Start Records for the task
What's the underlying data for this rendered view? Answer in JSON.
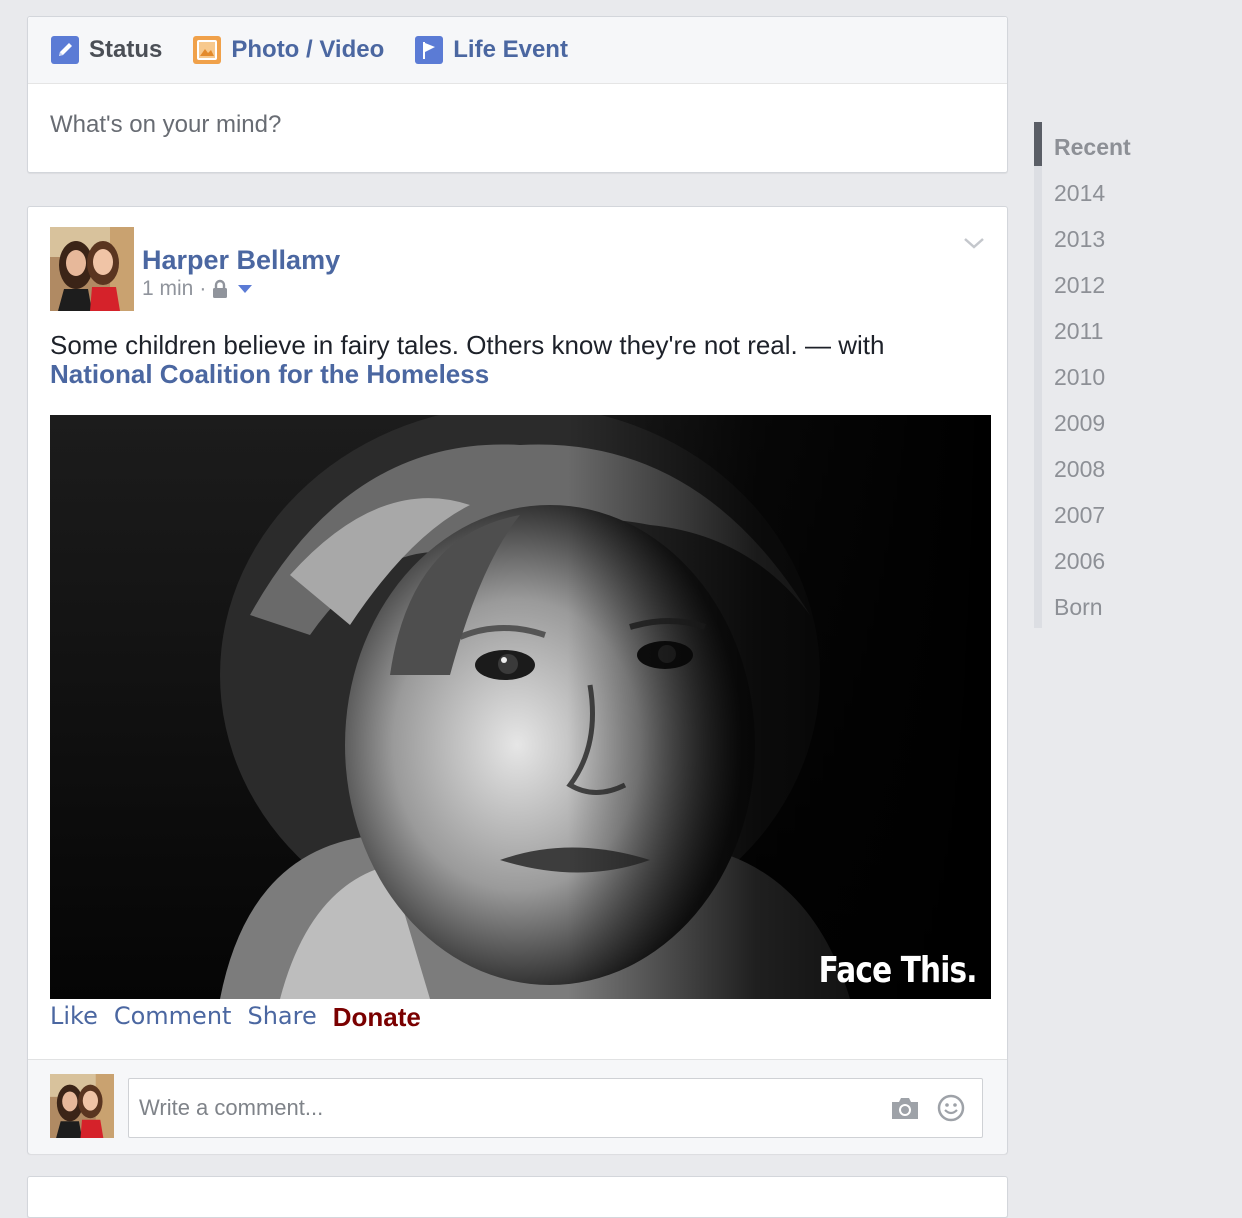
{
  "composer": {
    "tabs": [
      {
        "label": "Status",
        "icon": "pencil-icon"
      },
      {
        "label": "Photo / Video",
        "icon": "photo-icon"
      },
      {
        "label": "Life Event",
        "icon": "flag-icon"
      }
    ],
    "prompt": "What's on your mind?"
  },
  "post": {
    "author": "Harper Bellamy",
    "time": "1 min",
    "separator": "·",
    "text": "Some children believe in fairy tales. Others know they're not real. — with",
    "with_page": "National Coalition for the Homeless",
    "photo_caption": "Face This.",
    "actions": {
      "like": "Like",
      "comment": "Comment",
      "share": "Share",
      "donate": "Donate"
    },
    "comment_placeholder": "Write a comment..."
  },
  "timeline": {
    "items": [
      "Recent",
      "2014",
      "2013",
      "2012",
      "2011",
      "2010",
      "2009",
      "2008",
      "2007",
      "2006",
      "Born"
    ]
  },
  "colors": {
    "link_blue": "#4b67a1",
    "donate_red": "#7a0000",
    "background": "#e9eaed"
  }
}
End Records for the task
In your copy of the listing above, reproduce each line exactly and omit all pictures.

What's the underlying data for this rendered view? Answer in JSON.
{
  "composer": {
    "tabs": [
      {
        "label": "Status",
        "icon": "pencil-icon"
      },
      {
        "label": "Photo / Video",
        "icon": "photo-icon"
      },
      {
        "label": "Life Event",
        "icon": "flag-icon"
      }
    ],
    "prompt": "What's on your mind?"
  },
  "post": {
    "author": "Harper Bellamy",
    "time": "1 min",
    "separator": "·",
    "text": "Some children believe in fairy tales. Others know they're not real. — with",
    "with_page": "National Coalition for the Homeless",
    "photo_caption": "Face This.",
    "actions": {
      "like": "Like",
      "comment": "Comment",
      "share": "Share",
      "donate": "Donate"
    },
    "comment_placeholder": "Write a comment..."
  },
  "timeline": {
    "items": [
      "Recent",
      "2014",
      "2013",
      "2012",
      "2011",
      "2010",
      "2009",
      "2008",
      "2007",
      "2006",
      "Born"
    ]
  },
  "colors": {
    "link_blue": "#4b67a1",
    "donate_red": "#7a0000",
    "background": "#e9eaed"
  }
}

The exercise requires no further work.